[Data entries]
— Start —
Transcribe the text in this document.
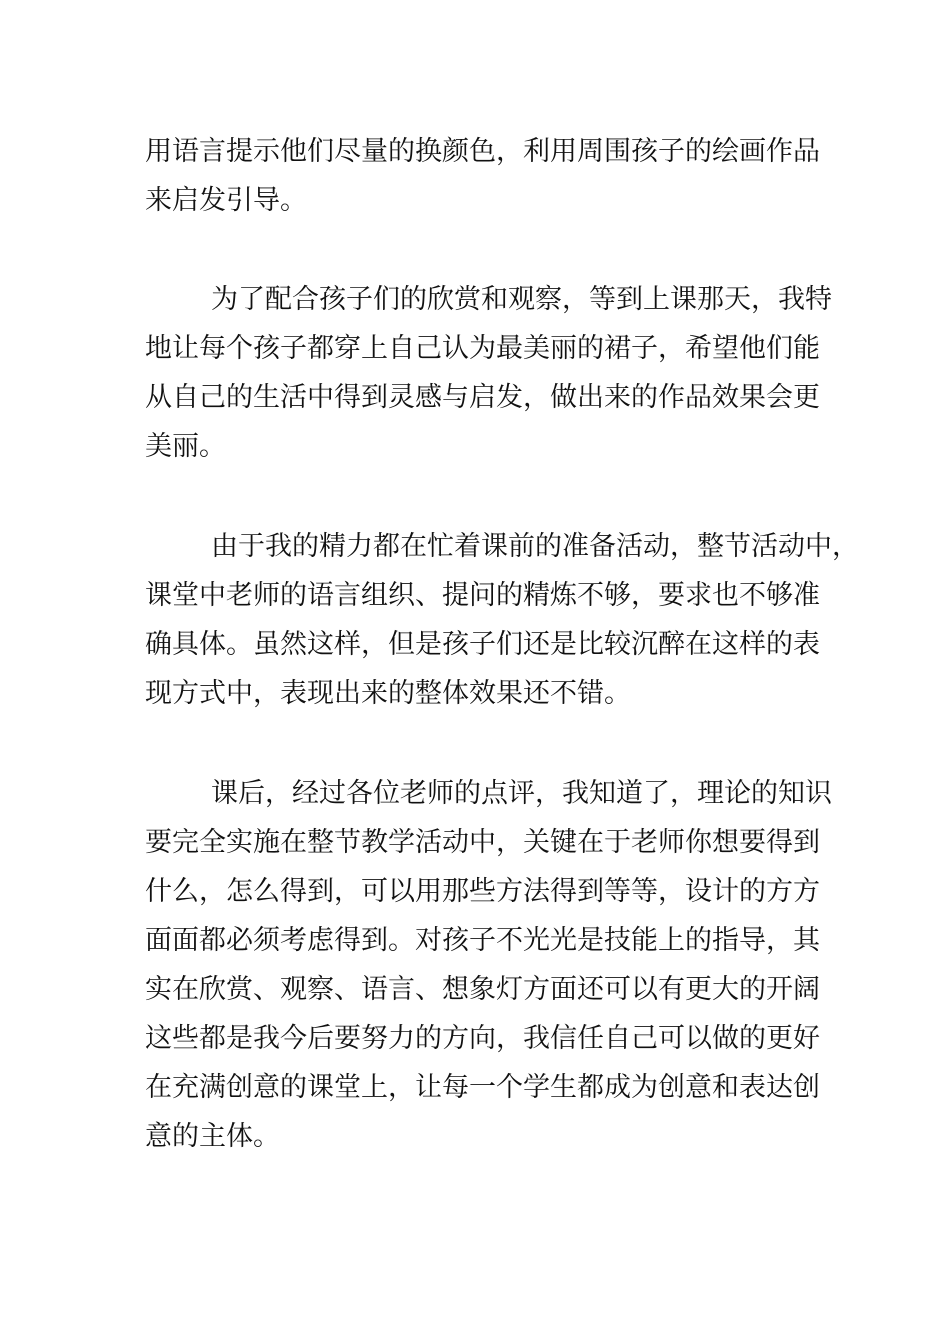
用语言提示他们尽量的换颜色，利用周围孩子的绘画作品
来启发引导。
为了配合孩子们的欣赏和观察，等到上课那天，我特
地让每个孩子都穿上自己认为最美丽的裙子，希望他们能
从自己的生活中得到灵感与启发，做出来的作品效果会更
美丽。
由于我的精力都在忙着课前的准备活动，整节活动中，
课堂中老师的语言组织、提问的精炼不够，要求也不够准
确具体。虽然这样，但是孩子们还是比较沉醉在这样的表
现方式中，表现出来的整体效果还不错。
课后，经过各位老师的点评，我知道了，理论的知识
要完全实施在整节教学活动中，关键在于老师你想要得到
什么，怎么得到，可以用那些方法得到等等，设计的方方
面面都必须考虑得到。对孩子不光光是技能上的指导，其
实在欣赏、观察、语言、想象灯方面还可以有更大的开阔
这些都是我今后要努力的方向，我信任自己可以做的更好
在充满创意的课堂上，让每一个学生都成为创意和表达创
意的主体。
— End —
### What the exercise asks
From the listing above, print every entry precisely and drop the pictures.

### Response
Transcribe the text in this document.
用语言提示他们尽量的换颜色，利用周围孩子的绘画作品
来启发引导。
为了配合孩子们的欣赏和观察，等到上课那天，我特
地让每个孩子都穿上自己认为最美丽的裙子，希望他们能
从自己的生活中得到灵感与启发，做出来的作品效果会更
美丽。
由于我的精力都在忙着课前的准备活动，整节活动中，
课堂中老师的语言组织、提问的精炼不够，要求也不够准
确具体。虽然这样，但是孩子们还是比较沉醉在这样的表
现方式中，表现出来的整体效果还不错。
课后，经过各位老师的点评，我知道了，理论的知识
要完全实施在整节教学活动中，关键在于老师你想要得到
什么，怎么得到，可以用那些方法得到等等，设计的方方
面面都必须考虑得到。对孩子不光光是技能上的指导，其
实在欣赏、观察、语言、想象灯方面还可以有更大的开阔
这些都是我今后要努力的方向，我信任自己可以做的更好
在充满创意的课堂上，让每一个学生都成为创意和表达创
意的主体。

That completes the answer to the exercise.